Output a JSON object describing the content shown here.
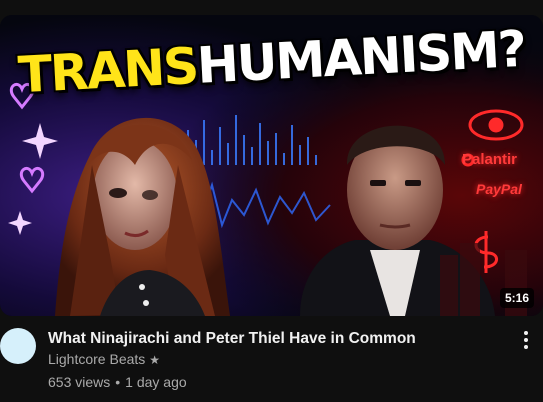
{
  "thumbnail": {
    "headline_part1": "TRANS",
    "headline_part2": "HUMANISM?",
    "brand_palantir": "Palantir",
    "brand_paypal": "PayPal",
    "duration": "5:16",
    "colors": {
      "headline_yellow": "#ffe419",
      "neon_purple": "#b44cff",
      "neon_red": "#ff2a2a",
      "neon_blue": "#3a7bff"
    }
  },
  "video": {
    "title": "What Ninajirachi and Peter Thiel Have in Common",
    "channel": "Lightcore Beats",
    "verified_icon": "★",
    "views": "653 views",
    "separator": "•",
    "age": "1 day ago",
    "avatar_color": "#d6f0fb"
  },
  "menu": {
    "icon": "more-vertical-icon"
  }
}
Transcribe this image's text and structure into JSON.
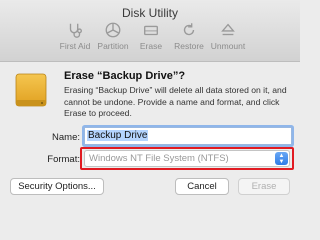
{
  "window": {
    "title": "Disk Utility"
  },
  "toolbar": {
    "items": [
      {
        "label": "First Aid",
        "icon": "stethoscope-icon"
      },
      {
        "label": "Partition",
        "icon": "partition-icon"
      },
      {
        "label": "Erase",
        "icon": "erase-icon"
      },
      {
        "label": "Restore",
        "icon": "restore-icon"
      },
      {
        "label": "Unmount",
        "icon": "eject-icon"
      }
    ]
  },
  "dialog": {
    "title": "Erase “Backup Drive”?",
    "message": "Erasing “Backup Drive” will delete all data stored on it, and cannot be undone. Provide a name and format, and click Erase to proceed.",
    "drive_icon": "external-drive-icon",
    "name_label": "Name:",
    "name_value": "Backup Drive",
    "format_label": "Format:",
    "format_value": "Windows NT File System (NTFS)",
    "highlight_color": "#e11b22",
    "buttons": {
      "security": "Security Options...",
      "cancel": "Cancel",
      "erase": "Erase"
    }
  }
}
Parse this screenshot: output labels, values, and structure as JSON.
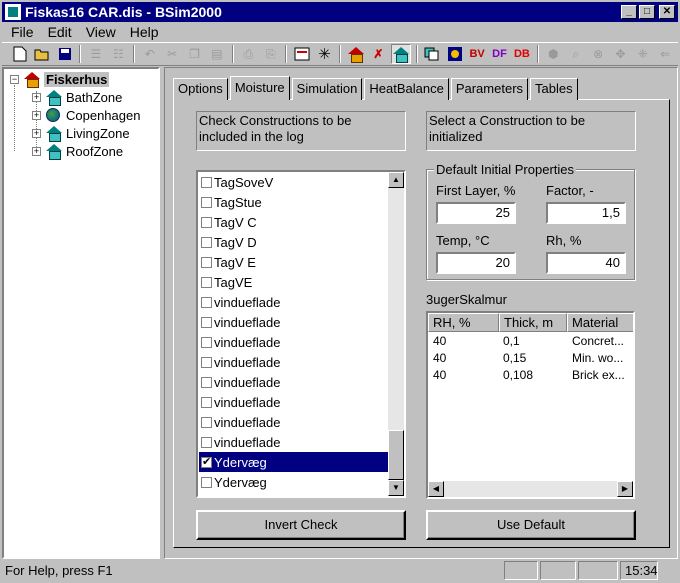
{
  "window": {
    "title": "Fiskas16 CAR.dis - BSim2000",
    "minimize_glyph": "_",
    "maximize_glyph": "□",
    "close_glyph": "✕"
  },
  "menu": {
    "file": "File",
    "edit": "Edit",
    "view": "View",
    "help": "Help"
  },
  "toolbar": {
    "icons": [
      "new-icon",
      "open-icon",
      "save-icon",
      "align-left-icon",
      "align-right-icon",
      "undo-icon",
      "cut-icon",
      "copy-icon",
      "paste-icon",
      "print-preview-icon",
      "print-icon",
      "report-icon",
      "explode-icon",
      "house-icon",
      "house-edit-icon",
      "house-active-icon",
      "copy-object-icon",
      "sun-icon",
      "bv-icon",
      "df-icon",
      "db-icon",
      "solid-icon",
      "zoom-icon",
      "zoom-fit-icon",
      "pan-icon",
      "rotate-icon",
      "back-arrow-icon"
    ],
    "bv_label": "BV",
    "df_label": "DF",
    "db_label": "DB"
  },
  "tree": {
    "root": "Fiskerhus",
    "expand_glyph": "−",
    "collapse_glyph": "+",
    "children": [
      "BathZone",
      "Copenhagen",
      "LivingZone",
      "RoofZone"
    ]
  },
  "tabs": [
    "Options",
    "Moisture",
    "Simulation",
    "HeatBalance",
    "Parameters",
    "Tables"
  ],
  "active_tab": "Moisture",
  "moisture": {
    "left_info": "Check Constructions to be included in the log",
    "right_info": "Select a Construction to be initialized",
    "constructions": [
      {
        "name": "TagSoveV",
        "checked": false,
        "selected": false
      },
      {
        "name": "TagStue",
        "checked": false,
        "selected": false
      },
      {
        "name": "TagV C",
        "checked": false,
        "selected": false
      },
      {
        "name": "TagV D",
        "checked": false,
        "selected": false
      },
      {
        "name": "TagV E",
        "checked": false,
        "selected": false
      },
      {
        "name": "TagVE",
        "checked": false,
        "selected": false
      },
      {
        "name": "vinduefladе",
        "checked": false,
        "selected": false
      },
      {
        "name": "vinduefladе",
        "checked": false,
        "selected": false
      },
      {
        "name": "vinduefladе",
        "checked": false,
        "selected": false
      },
      {
        "name": "vinduefladе",
        "checked": false,
        "selected": false
      },
      {
        "name": "vinduefladе",
        "checked": false,
        "selected": false
      },
      {
        "name": "vinduefladе",
        "checked": false,
        "selected": false
      },
      {
        "name": "vinduefladе",
        "checked": false,
        "selected": false
      },
      {
        "name": "vinduefladе",
        "checked": false,
        "selected": false
      },
      {
        "name": "Ydervæg",
        "checked": true,
        "selected": true
      },
      {
        "name": "Ydervæg",
        "checked": false,
        "selected": false
      }
    ],
    "group_title": "Default Initial Properties",
    "first_layer_label": "First Layer, %",
    "first_layer_value": "25",
    "factor_label": "Factor, -",
    "factor_value": "1,5",
    "temp_label": "Temp, °C",
    "temp_value": "20",
    "rh_label": "Rh, %",
    "rh_value": "40",
    "construction_name": "3ugerSkalmur",
    "layers_headers": [
      "RH, %",
      "Thick, m",
      "Material"
    ],
    "layers": [
      [
        "40",
        "0,1",
        "Concret..."
      ],
      [
        "40",
        "0,15",
        "Min. wo..."
      ],
      [
        "40",
        "0,108",
        "Brick ex..."
      ]
    ],
    "invert_button": "Invert Check",
    "default_button": "Use Default"
  },
  "status": {
    "help": "For Help, press F1",
    "time": "15:34"
  },
  "scroll": {
    "up": "▲",
    "down": "▼",
    "left": "◀",
    "right": "▶"
  }
}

Task directions | Scan the listing above and copy all lines containing the word "Backup".

Final answer |
    "title": "Erase “Backup Drive”?",
    "message": "Erasing “Backup Drive” will delete all data stored on it, and cannot be undone. Provide a name and format, and click Erase to proceed.",
    "name_value": "Backup Drive",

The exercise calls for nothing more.